(Entries with figure data)
<<<<

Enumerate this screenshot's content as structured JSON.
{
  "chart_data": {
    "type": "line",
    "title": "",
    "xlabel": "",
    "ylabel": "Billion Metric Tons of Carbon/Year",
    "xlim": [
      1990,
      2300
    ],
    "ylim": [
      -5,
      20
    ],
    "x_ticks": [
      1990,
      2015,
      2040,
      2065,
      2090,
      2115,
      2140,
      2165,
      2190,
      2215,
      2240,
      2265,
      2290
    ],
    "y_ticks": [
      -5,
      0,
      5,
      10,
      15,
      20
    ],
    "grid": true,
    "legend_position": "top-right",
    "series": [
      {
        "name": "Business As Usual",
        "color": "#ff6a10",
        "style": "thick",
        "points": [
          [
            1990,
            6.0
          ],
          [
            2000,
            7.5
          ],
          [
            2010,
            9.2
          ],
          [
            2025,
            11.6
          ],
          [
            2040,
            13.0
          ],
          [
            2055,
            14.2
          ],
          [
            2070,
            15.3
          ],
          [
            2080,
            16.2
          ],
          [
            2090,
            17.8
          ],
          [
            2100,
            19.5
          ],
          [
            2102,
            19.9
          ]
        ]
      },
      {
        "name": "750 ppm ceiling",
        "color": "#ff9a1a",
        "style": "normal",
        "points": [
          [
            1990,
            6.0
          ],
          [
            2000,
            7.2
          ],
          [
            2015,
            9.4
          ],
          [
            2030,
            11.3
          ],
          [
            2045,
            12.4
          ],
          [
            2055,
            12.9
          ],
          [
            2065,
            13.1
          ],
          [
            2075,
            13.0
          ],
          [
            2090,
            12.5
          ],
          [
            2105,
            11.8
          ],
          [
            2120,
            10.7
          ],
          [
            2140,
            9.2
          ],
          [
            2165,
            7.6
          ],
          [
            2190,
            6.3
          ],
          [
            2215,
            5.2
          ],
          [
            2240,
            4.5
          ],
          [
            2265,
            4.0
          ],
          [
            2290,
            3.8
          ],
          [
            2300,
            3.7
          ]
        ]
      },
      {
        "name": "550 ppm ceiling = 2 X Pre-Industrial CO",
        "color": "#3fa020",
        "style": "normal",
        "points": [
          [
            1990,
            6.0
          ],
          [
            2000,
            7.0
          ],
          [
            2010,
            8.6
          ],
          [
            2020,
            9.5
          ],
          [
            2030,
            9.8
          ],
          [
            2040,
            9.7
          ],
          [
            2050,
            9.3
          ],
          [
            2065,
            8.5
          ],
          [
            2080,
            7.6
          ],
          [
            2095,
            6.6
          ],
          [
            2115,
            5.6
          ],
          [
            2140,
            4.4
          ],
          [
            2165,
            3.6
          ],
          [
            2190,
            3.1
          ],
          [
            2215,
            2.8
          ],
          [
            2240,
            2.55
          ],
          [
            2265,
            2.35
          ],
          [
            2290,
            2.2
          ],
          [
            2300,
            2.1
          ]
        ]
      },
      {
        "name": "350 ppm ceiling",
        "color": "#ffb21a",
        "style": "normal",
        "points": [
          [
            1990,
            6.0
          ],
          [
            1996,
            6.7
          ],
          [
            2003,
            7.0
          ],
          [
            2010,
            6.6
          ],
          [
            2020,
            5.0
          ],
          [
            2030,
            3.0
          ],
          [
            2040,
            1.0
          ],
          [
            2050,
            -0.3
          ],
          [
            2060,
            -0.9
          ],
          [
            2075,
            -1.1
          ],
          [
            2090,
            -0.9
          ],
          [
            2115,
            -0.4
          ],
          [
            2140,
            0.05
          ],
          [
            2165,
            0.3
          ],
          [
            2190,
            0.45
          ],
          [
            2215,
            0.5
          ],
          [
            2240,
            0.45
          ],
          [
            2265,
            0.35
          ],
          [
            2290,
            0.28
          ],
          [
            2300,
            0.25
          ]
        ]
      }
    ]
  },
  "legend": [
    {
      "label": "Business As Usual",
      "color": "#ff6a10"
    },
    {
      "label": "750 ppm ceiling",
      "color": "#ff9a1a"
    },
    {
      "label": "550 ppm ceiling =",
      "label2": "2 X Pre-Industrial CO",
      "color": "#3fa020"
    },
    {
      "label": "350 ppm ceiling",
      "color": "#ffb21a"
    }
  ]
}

>>>>

[PROMPT] Pull every line containing the word "Industrial" out of the material.

[OUTPUT FOR THIS EXERCISE]
        "name": "550 ppm ceiling = 2 X Pre-Industrial CO",
      "label2": "2 X Pre-Industrial CO",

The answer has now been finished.